» Exercise objective:
Repeat exactly the lines beginning at the one that contains "Type out the text in this image." and running to the end of the material. Omit the pictures.

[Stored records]
-*-*-

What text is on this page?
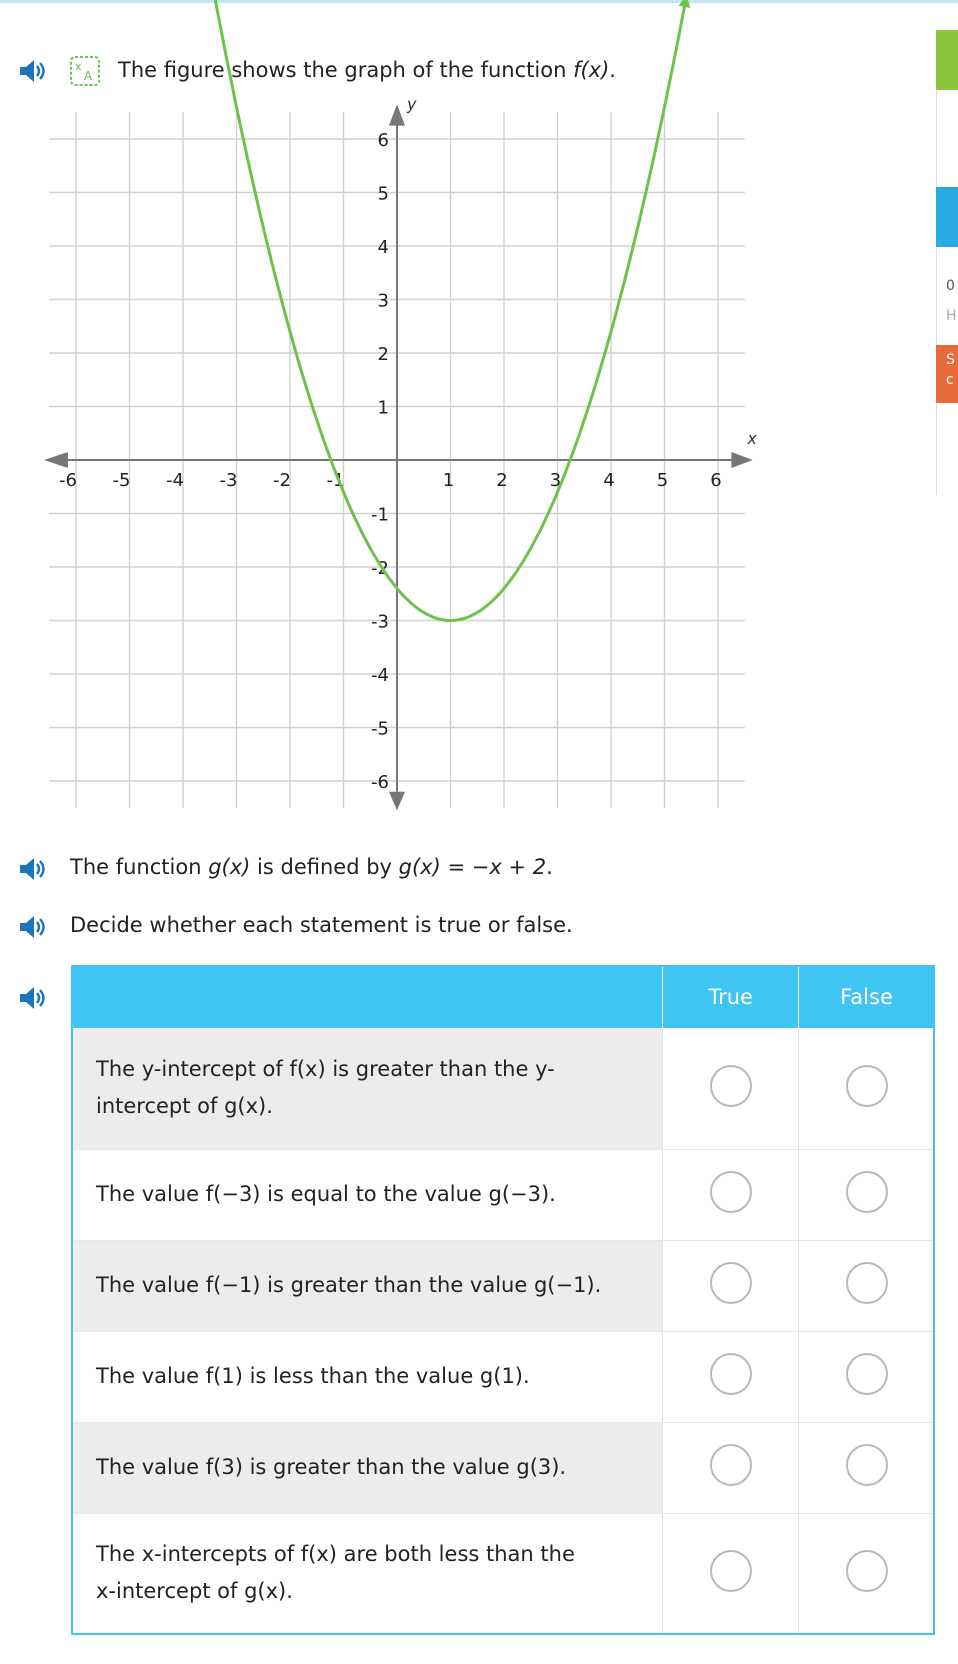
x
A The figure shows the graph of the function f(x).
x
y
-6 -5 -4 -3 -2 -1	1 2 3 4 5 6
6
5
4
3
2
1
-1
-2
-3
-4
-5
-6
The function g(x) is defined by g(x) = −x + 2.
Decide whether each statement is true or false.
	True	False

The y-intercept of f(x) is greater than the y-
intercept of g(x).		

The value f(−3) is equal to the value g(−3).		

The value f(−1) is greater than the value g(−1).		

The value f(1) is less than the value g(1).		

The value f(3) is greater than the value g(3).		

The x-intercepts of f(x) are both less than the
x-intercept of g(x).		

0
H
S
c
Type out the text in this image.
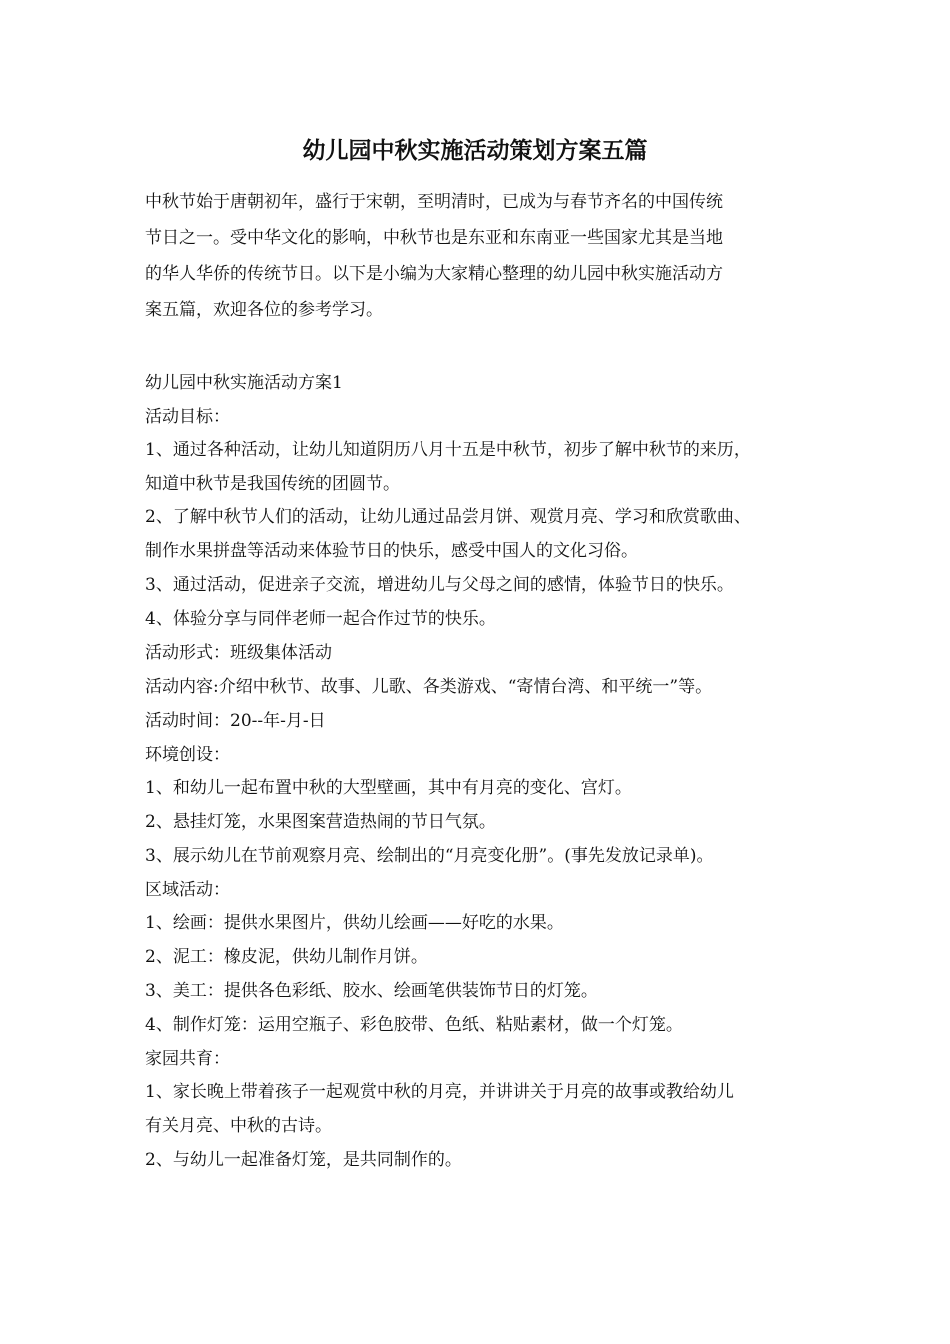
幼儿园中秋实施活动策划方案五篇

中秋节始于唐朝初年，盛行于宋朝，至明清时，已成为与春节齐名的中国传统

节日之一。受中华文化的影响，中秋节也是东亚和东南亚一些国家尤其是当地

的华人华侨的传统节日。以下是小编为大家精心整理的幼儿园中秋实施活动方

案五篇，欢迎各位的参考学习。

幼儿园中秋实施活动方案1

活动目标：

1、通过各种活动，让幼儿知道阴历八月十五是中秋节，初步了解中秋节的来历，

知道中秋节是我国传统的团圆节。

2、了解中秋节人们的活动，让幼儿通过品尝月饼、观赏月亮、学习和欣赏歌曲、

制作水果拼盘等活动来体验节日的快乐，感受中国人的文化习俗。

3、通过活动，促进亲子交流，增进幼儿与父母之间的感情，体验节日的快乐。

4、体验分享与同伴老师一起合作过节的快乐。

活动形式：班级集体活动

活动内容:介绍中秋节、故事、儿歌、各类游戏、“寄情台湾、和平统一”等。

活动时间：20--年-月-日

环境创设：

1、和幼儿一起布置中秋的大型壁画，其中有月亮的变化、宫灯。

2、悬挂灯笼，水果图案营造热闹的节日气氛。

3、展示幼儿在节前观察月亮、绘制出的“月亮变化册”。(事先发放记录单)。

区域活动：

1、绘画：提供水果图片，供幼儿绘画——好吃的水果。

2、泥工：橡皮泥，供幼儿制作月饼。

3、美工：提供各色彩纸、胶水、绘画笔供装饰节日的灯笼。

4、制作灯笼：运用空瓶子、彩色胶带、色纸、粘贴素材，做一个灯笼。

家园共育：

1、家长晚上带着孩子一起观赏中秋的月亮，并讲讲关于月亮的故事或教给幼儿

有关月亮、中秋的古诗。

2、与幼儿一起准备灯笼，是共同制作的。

-*-*-

» Exercise response:
Type out the text in this image.
幼儿园中秋实施活动策划方案五篇

中秋节始于唐朝初年，盛行于宋朝，至明清时，已成为与春节齐名的中国传统

节日之一。受中华文化的影响，中秋节也是东亚和东南亚一些国家尤其是当地

的华人华侨的传统节日。以下是小编为大家精心整理的幼儿园中秋实施活动方

案五篇，欢迎各位的参考学习。

幼儿园中秋实施活动方案1

活动目标：

1、通过各种活动，让幼儿知道阴历八月十五是中秋节，初步了解中秋节的来历，

知道中秋节是我国传统的团圆节。

2、了解中秋节人们的活动，让幼儿通过品尝月饼、观赏月亮、学习和欣赏歌曲、

制作水果拼盘等活动来体验节日的快乐，感受中国人的文化习俗。

3、通过活动，促进亲子交流，增进幼儿与父母之间的感情，体验节日的快乐。

4、体验分享与同伴老师一起合作过节的快乐。

活动形式：班级集体活动

活动内容:介绍中秋节、故事、儿歌、各类游戏、“寄情台湾、和平统一”等。

活动时间：20--年-月-日

环境创设：

1、和幼儿一起布置中秋的大型壁画，其中有月亮的变化、宫灯。

2、悬挂灯笼，水果图案营造热闹的节日气氛。

3、展示幼儿在节前观察月亮、绘制出的“月亮变化册”。(事先发放记录单)。

区域活动：

1、绘画：提供水果图片，供幼儿绘画——好吃的水果。

2、泥工：橡皮泥，供幼儿制作月饼。

3、美工：提供各色彩纸、胶水、绘画笔供装饰节日的灯笼。

4、制作灯笼：运用空瓶子、彩色胶带、色纸、粘贴素材，做一个灯笼。

家园共育：

1、家长晚上带着孩子一起观赏中秋的月亮，并讲讲关于月亮的故事或教给幼儿

有关月亮、中秋的古诗。

2、与幼儿一起准备灯笼，是共同制作的。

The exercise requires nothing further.